Stored items from a collection
+ + + +
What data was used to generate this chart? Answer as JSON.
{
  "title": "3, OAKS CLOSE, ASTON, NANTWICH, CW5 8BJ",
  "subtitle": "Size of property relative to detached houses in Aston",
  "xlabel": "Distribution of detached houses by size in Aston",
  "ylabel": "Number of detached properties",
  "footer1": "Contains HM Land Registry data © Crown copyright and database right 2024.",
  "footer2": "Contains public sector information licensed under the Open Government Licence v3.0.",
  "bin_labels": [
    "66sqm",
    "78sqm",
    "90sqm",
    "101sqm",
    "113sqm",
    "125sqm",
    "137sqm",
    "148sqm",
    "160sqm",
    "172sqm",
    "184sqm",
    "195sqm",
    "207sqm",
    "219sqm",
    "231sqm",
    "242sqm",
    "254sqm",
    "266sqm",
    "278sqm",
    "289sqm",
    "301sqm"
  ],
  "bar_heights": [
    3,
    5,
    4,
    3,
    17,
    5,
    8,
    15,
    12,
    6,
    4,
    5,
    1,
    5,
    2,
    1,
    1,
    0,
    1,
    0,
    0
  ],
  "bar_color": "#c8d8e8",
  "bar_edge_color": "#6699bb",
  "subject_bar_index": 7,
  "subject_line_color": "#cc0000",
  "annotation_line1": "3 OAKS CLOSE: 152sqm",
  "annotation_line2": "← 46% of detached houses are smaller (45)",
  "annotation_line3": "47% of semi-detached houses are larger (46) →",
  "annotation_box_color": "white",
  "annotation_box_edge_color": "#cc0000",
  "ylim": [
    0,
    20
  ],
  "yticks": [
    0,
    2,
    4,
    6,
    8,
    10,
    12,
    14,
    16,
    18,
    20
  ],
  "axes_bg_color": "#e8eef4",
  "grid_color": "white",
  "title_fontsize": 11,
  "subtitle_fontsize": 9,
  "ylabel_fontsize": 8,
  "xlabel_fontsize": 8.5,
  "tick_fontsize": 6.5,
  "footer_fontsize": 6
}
+ + + +
Challenge:
From the records given above, copy all lines containing "houses".

Solution to the problem:
  "subtitle": "Size of property relative to detached houses in Aston",
  "xlabel": "Distribution of detached houses by size in Aston",
  "annotation_line2": "← 46% of detached houses are smaller (45)",
  "annotation_line3": "47% of semi-detached houses are larger (46) →",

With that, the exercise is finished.